--- begin Provided entries ---

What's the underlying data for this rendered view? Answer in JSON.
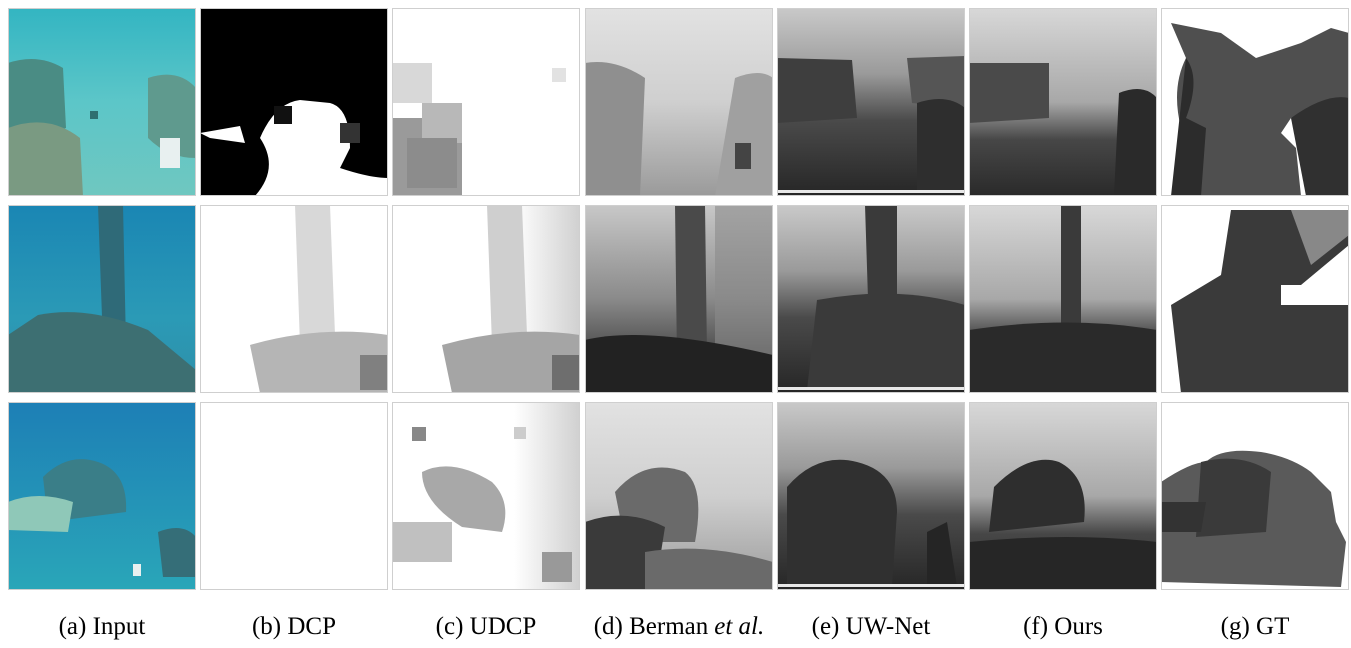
{
  "captions": [
    {
      "label": "(a) Input"
    },
    {
      "label": "(b) DCP"
    },
    {
      "label": "(c) UDCP"
    },
    {
      "label": "(d) Berman",
      "emphasis": "et al."
    },
    {
      "label": "(e) UW-Net"
    },
    {
      "label": "(f) Ours"
    },
    {
      "label": "(g) GT"
    }
  ]
}
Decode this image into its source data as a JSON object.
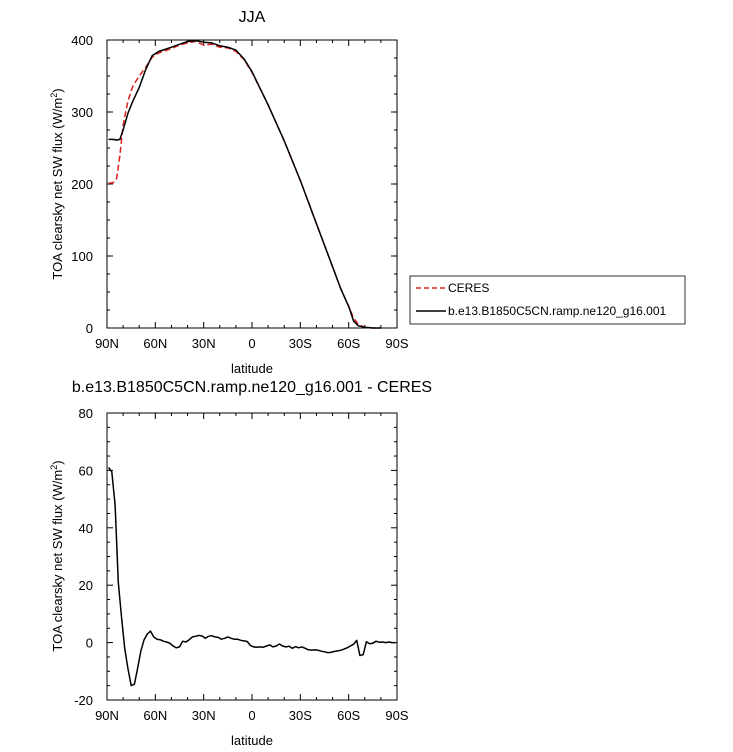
{
  "chart_data": [
    {
      "type": "line",
      "title": "JJA",
      "xlabel": "latitude",
      "ylabel": "TOA clearsky net SW flux (W/m",
      "ylabel_sup": "2",
      "ylabel_end": ")",
      "xlim": [
        90,
        -90
      ],
      "ylim": [
        0,
        400
      ],
      "xticks": [
        90,
        60,
        30,
        0,
        -30,
        -60,
        -90
      ],
      "xtick_labels": [
        "90N",
        "60N",
        "30N",
        "0",
        "30S",
        "60S",
        "90S"
      ],
      "yticks": [
        0,
        100,
        200,
        300,
        400
      ],
      "ytick_labels": [
        "0",
        "100",
        "200",
        "300",
        "400"
      ],
      "grid": false,
      "legend": "outside-right",
      "series": [
        {
          "name": "CERES",
          "color": "#e02020",
          "dash": "dashed",
          "x": [
            89,
            86,
            84,
            82,
            80,
            77,
            74,
            70,
            66,
            62,
            58,
            54,
            50,
            45,
            40,
            35,
            30,
            25,
            20,
            15,
            10,
            5,
            0,
            -10,
            -20,
            -30,
            -40,
            -50,
            -55,
            -60,
            -63,
            -66,
            -70,
            -75,
            -80
          ],
          "y": [
            201,
            202,
            208,
            240,
            282,
            315,
            336,
            350,
            362,
            376,
            382,
            385,
            388,
            393,
            396,
            398,
            393,
            394,
            390,
            389,
            384,
            373,
            355,
            310,
            260,
            205,
            145,
            85,
            55,
            30,
            14,
            5,
            1,
            0,
            0
          ]
        },
        {
          "name": "b.e13.B1850C5CN.ramp.ne120_g16.001",
          "color": "#000000",
          "dash": "solid",
          "x": [
            89,
            86,
            84,
            82,
            80,
            77,
            74,
            70,
            66,
            62,
            58,
            54,
            50,
            45,
            40,
            35,
            30,
            25,
            20,
            15,
            10,
            5,
            0,
            -10,
            -20,
            -30,
            -40,
            -50,
            -55,
            -60,
            -63,
            -66,
            -70,
            -75,
            -80
          ],
          "y": [
            262,
            262,
            261,
            262,
            275,
            298,
            315,
            334,
            359,
            378,
            384,
            387,
            390,
            394,
            398,
            399,
            397,
            396,
            392,
            390,
            386,
            374,
            356,
            310,
            260,
            205,
            145,
            85,
            55,
            30,
            10,
            3,
            1,
            0,
            0
          ]
        }
      ]
    },
    {
      "type": "line",
      "title": "b.e13.B1850C5CN.ramp.ne120_g16.001 - CERES",
      "xlabel": "latitude",
      "ylabel": "TOA clearsky net SW flux (W/m",
      "ylabel_sup": "2",
      "ylabel_end": ")",
      "xlim": [
        90,
        -90
      ],
      "ylim": [
        -20,
        80
      ],
      "xticks": [
        90,
        60,
        30,
        0,
        -30,
        -60,
        -90
      ],
      "xtick_labels": [
        "90N",
        "60N",
        "30N",
        "0",
        "30S",
        "60S",
        "90S"
      ],
      "yticks": [
        -20,
        0,
        20,
        40,
        60,
        80
      ],
      "ytick_labels": [
        "-20",
        "0",
        "20",
        "40",
        "60",
        "80"
      ],
      "grid": false,
      "series": [
        {
          "color": "#000000",
          "dash": "solid",
          "x": [
            89,
            87,
            85,
            83,
            81,
            79,
            77,
            75,
            73,
            71,
            69,
            67,
            65,
            63,
            61,
            59,
            57,
            55,
            53,
            51,
            49,
            47,
            45,
            43,
            41,
            39,
            37,
            35,
            33,
            31,
            29,
            27,
            25,
            23,
            21,
            19,
            17,
            15,
            13,
            11,
            9,
            7,
            5,
            3,
            1,
            -1,
            -3,
            -5,
            -7,
            -9,
            -11,
            -13,
            -15,
            -17,
            -19,
            -21,
            -23,
            -25,
            -27,
            -29,
            -31,
            -33,
            -35,
            -37,
            -39,
            -41,
            -43,
            -45,
            -47,
            -49,
            -51,
            -53,
            -55,
            -57,
            -59,
            -61,
            -63,
            -65,
            -67,
            -69,
            -71,
            -73,
            -75,
            -77,
            -79,
            -81,
            -83,
            -85,
            -87,
            -89
          ],
          "y": [
            61,
            59.5,
            48,
            21,
            9,
            -2,
            -9,
            -15,
            -14.5,
            -9,
            -3,
            1,
            3,
            4,
            2,
            1.2,
            1,
            0.5,
            0.2,
            -0.2,
            -1.2,
            -1.8,
            -1.5,
            0.5,
            0.2,
            1,
            2,
            2.2,
            2.5,
            2.3,
            1.5,
            2.2,
            2.4,
            2,
            1.8,
            1.2,
            1.5,
            2,
            1.5,
            1.2,
            1.2,
            0.8,
            0.6,
            0.4,
            -1,
            -1.5,
            -1.6,
            -1.5,
            -1.6,
            -1.2,
            -0.8,
            -1.5,
            -1.2,
            -0.5,
            -1.2,
            -1.5,
            -1.3,
            -2,
            -1.4,
            -1.8,
            -1.5,
            -2,
            -2.5,
            -2.6,
            -2.5,
            -2.7,
            -3,
            -3.2,
            -3.5,
            -3.4,
            -3.1,
            -2.9,
            -2.7,
            -2.3,
            -1.8,
            -1.2,
            -0.6,
            0.8,
            -4.5,
            -4.2,
            0.3,
            -0.4,
            -0.2,
            0.5,
            0.1,
            0.2,
            0,
            0.2,
            0,
            0
          ]
        }
      ]
    }
  ]
}
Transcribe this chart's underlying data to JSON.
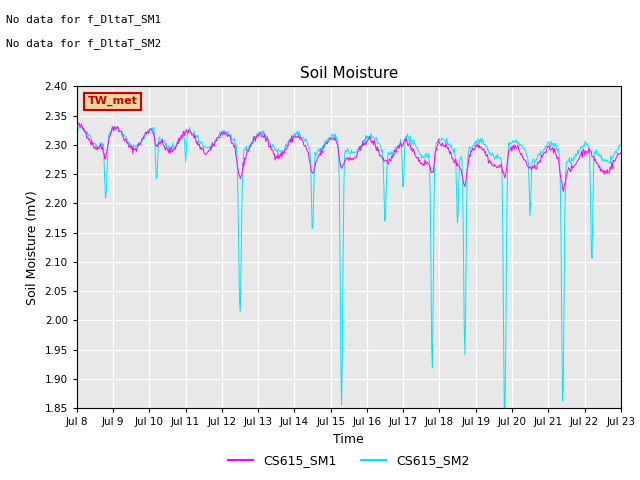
{
  "title": "Soil Moisture",
  "xlabel": "Time",
  "ylabel": "Soil Moisture (mV)",
  "ylim": [
    1.85,
    2.4
  ],
  "xlim": [
    0,
    15
  ],
  "xtick_labels": [
    "Jul 8",
    "Jul 9",
    "Jul 10",
    "Jul 11",
    "Jul 12",
    "Jul 13",
    "Jul 14",
    "Jul 15",
    "Jul 16",
    "Jul 17",
    "Jul 18",
    "Jul 19",
    "Jul 20",
    "Jul 21",
    "Jul 22",
    "Jul 23"
  ],
  "color_sm1": "#ff00ff",
  "color_sm2": "#00e5ff",
  "annotation1": "No data for f_DltaT_SM1",
  "annotation2": "No data for f_DltaT_SM2",
  "tw_met_label": "TW_met",
  "tw_met_color": "#cc0000",
  "tw_met_bg": "#e8d8a0",
  "legend_sm1": "CS615_SM1",
  "legend_sm2": "CS615_SM2",
  "bg_color": "#e8e8e8",
  "fig_color": "#ffffff"
}
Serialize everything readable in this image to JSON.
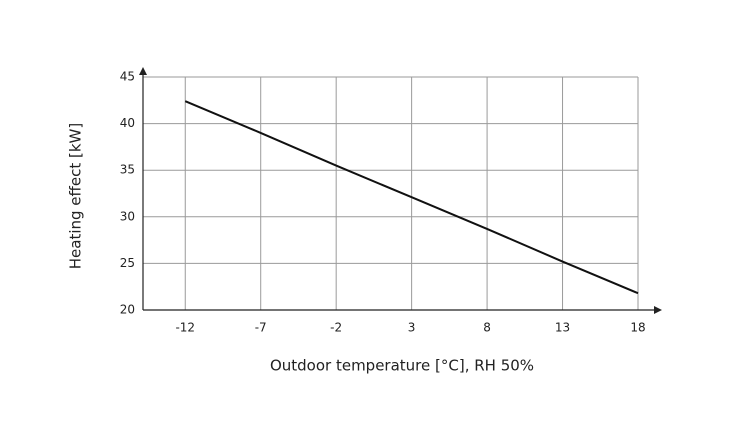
{
  "chart_data": {
    "type": "line",
    "x_label": "Outdoor temperature [°C], RH 50%",
    "y_label": "Heating effect [kW]",
    "x": [
      -12,
      -7,
      -2,
      3,
      8,
      13,
      18
    ],
    "values": [
      42.4,
      39.0,
      35.5,
      32.1,
      28.7,
      25.2,
      21.8
    ],
    "color": "#111111",
    "xlim": [
      -14.8,
      18
    ],
    "xticks": [
      -12,
      -7,
      -2,
      3,
      8,
      13,
      18
    ],
    "ylim": [
      20,
      45
    ],
    "yticks": [
      20,
      25,
      30,
      35,
      40,
      45
    ],
    "grid": true
  }
}
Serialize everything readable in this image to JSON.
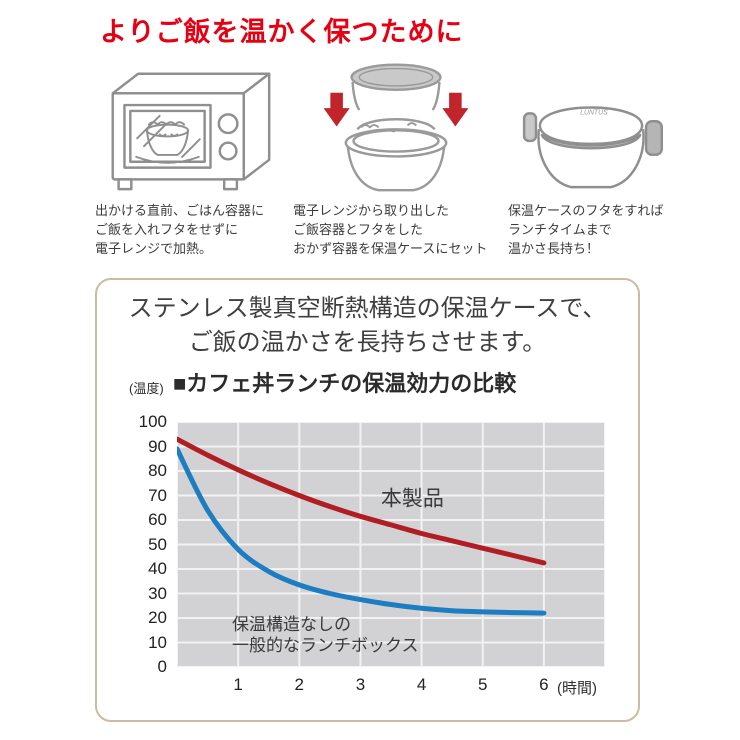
{
  "page_title": "よりご飯を温かく保つために",
  "colors": {
    "title_red": "#e60012",
    "box_border": "#cbbc9f",
    "text_dark": "#3c3c3c",
    "illustration_gray": "#8f8f8f",
    "arrow_red": "#c2242b"
  },
  "steps": [
    {
      "icon": "microwave-icon",
      "lines": [
        "出かける直前、ごはん容器に",
        "ご飯を入れフタをせずに",
        "電子レンジで加熱。"
      ]
    },
    {
      "icon": "stacked-containers-icon",
      "lines": [
        "電子レンジから取り出した",
        "ご飯容器とフタをした",
        "おかず容器を保温ケースにセット"
      ]
    },
    {
      "icon": "insulated-lunch-case-icon",
      "lines": [
        "保温ケースのフタをすれば",
        "ランチタイムまで",
        "温かさ長持ち！"
      ]
    }
  ],
  "info_box": {
    "heading_lines": [
      "ステンレス製真空断熱構造の保温ケースで、",
      "ご飯の温かさを長持ちさせます。"
    ]
  },
  "chart_data": {
    "type": "line",
    "title": "■カフェ丼ランチの保温効力の比較",
    "y_axis_label": "(温度)",
    "x_axis_label": "(時間)",
    "xlim": [
      0,
      7
    ],
    "ylim": [
      0,
      100
    ],
    "x_ticks": [
      1,
      2,
      3,
      4,
      5,
      6
    ],
    "y_ticks": [
      100,
      90,
      80,
      70,
      60,
      50,
      40,
      30,
      20,
      10,
      0
    ],
    "x_gridlines": [
      0,
      1,
      2,
      3,
      4,
      5,
      6,
      7
    ],
    "grid": true,
    "plot_bg": "#d2d2d4",
    "grid_color": "#f2f2f2",
    "series": [
      {
        "id": "this-product",
        "name": "本製品",
        "color": "#b01e23",
        "x": [
          0,
          0.5,
          1,
          1.5,
          2,
          2.5,
          3,
          3.5,
          4,
          4.5,
          5,
          5.5,
          6
        ],
        "values": [
          93,
          86.5,
          80.5,
          75,
          70,
          65.5,
          61.5,
          58,
          54.5,
          51.5,
          48.5,
          45.5,
          42.5
        ]
      },
      {
        "id": "regular-lunch-box",
        "name": "保温構造なしの一般的なランチボックス",
        "color": "#1d7dc2",
        "x": [
          0,
          0.5,
          1,
          1.5,
          2,
          2.5,
          3,
          3.5,
          4,
          4.5,
          5,
          5.5,
          6
        ],
        "values": [
          89,
          64,
          48,
          39,
          33.5,
          30,
          27.5,
          25.5,
          24,
          23,
          22.5,
          22.2,
          22
        ]
      }
    ],
    "annotations": [
      {
        "series": "this-product",
        "lines": [
          "本製品"
        ],
        "t": 3.85,
        "v": 68.5,
        "anchor": "center",
        "font_size": 21
      },
      {
        "series": "regular-lunch-box",
        "lines": [
          "保温構造なしの",
          "一般的なランチボックス"
        ],
        "t": 0.9,
        "v": 21.8,
        "anchor": "top-left",
        "font_size": 17
      }
    ]
  }
}
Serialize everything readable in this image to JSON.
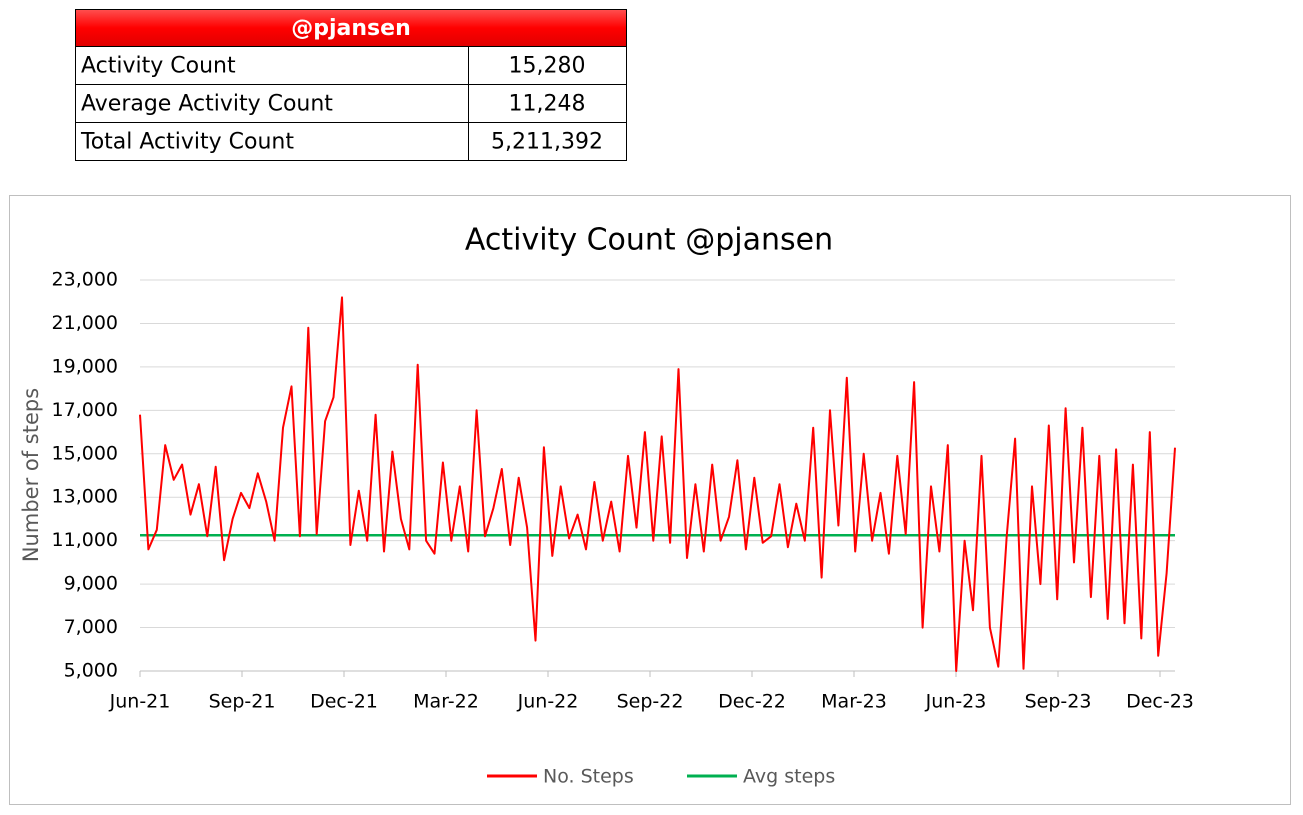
{
  "table": {
    "header": "@pjansen",
    "rows": [
      [
        "Activity Count",
        "15,280"
      ],
      [
        "Average Activity Count",
        "11,248"
      ],
      [
        "Total Activity Count",
        "5,211,392"
      ]
    ]
  },
  "chart_data": {
    "type": "line",
    "title": "Activity Count @pjansen",
    "y_label": "Number of steps",
    "xticks": [
      "Jun-21",
      "Sep-21",
      "Dec-21",
      "Mar-22",
      "Jun-22",
      "Sep-22",
      "Dec-22",
      "Mar-23",
      "Jun-23",
      "Sep-23",
      "Dec-23"
    ],
    "ylim": [
      5000,
      23000
    ],
    "yticks": [
      {
        "value": 5000,
        "label": "5,000"
      },
      {
        "value": 7000,
        "label": "7,000"
      },
      {
        "value": 9000,
        "label": "9,000"
      },
      {
        "value": 11000,
        "label": "11,000"
      },
      {
        "value": 13000,
        "label": "13,000"
      },
      {
        "value": 15000,
        "label": "15,000"
      },
      {
        "value": 17000,
        "label": "17,000"
      },
      {
        "value": 19000,
        "label": "19,000"
      },
      {
        "value": 21000,
        "label": "21,000"
      },
      {
        "value": 23000,
        "label": "23,000"
      }
    ],
    "grid": true,
    "legend": "bottom",
    "series": [
      {
        "name": "No. Steps",
        "color": "#ff0000",
        "values": [
          16800,
          10600,
          11500,
          15400,
          13800,
          14500,
          12200,
          13600,
          11200,
          14400,
          10100,
          12000,
          13200,
          12500,
          14100,
          12800,
          11000,
          16200,
          18100,
          11200,
          20800,
          11300,
          16500,
          17600,
          22200,
          10800,
          13300,
          11000,
          16800,
          10500,
          15100,
          12000,
          10600,
          19100,
          11000,
          10400,
          14600,
          11000,
          13500,
          10500,
          17000,
          11200,
          12500,
          14300,
          10800,
          13900,
          11600,
          6400,
          15300,
          10300,
          13500,
          11100,
          12200,
          10600,
          13700,
          11000,
          12800,
          10500,
          14900,
          11600,
          16000,
          11000,
          15800,
          10900,
          18900,
          10200,
          13600,
          10500,
          14500,
          11000,
          12100,
          14700,
          10600,
          13900,
          10900,
          11200,
          13600,
          10700,
          12700,
          11000,
          16200,
          9300,
          17000,
          11700,
          18500,
          10500,
          15000,
          11000,
          13200,
          10400,
          14900,
          11300,
          18300,
          7000,
          13500,
          10500,
          15400,
          5000,
          11000,
          7800,
          14900,
          7000,
          5200,
          11200,
          15700,
          5100,
          13500,
          9000,
          16300,
          8300,
          17100,
          10000,
          16200,
          8400,
          14900,
          7400,
          15200,
          7200,
          14500,
          6500,
          16000,
          5700,
          9500,
          15280
        ]
      },
      {
        "name": "Avg steps",
        "color": "#00b050",
        "values": [
          11248,
          11248
        ]
      }
    ]
  }
}
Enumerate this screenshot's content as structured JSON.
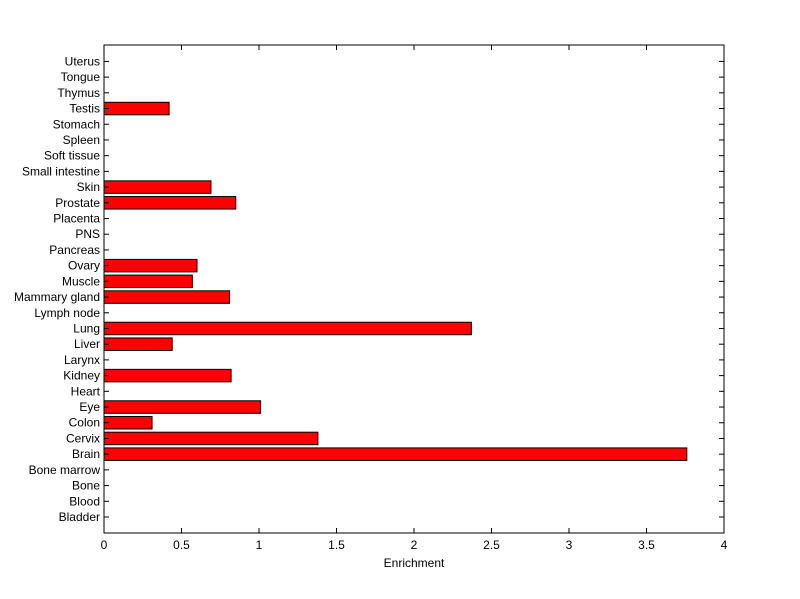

--- end Provided entries ---

Stated exercise
Where a line holds "ramp", copy it out.

Written answer
          "name": "b.e13.B1850C5CN.ramp.ne120_g16.001",
      "title": "b.e13.B1850C5CN.ramp.ne120_g16.001 - CERES",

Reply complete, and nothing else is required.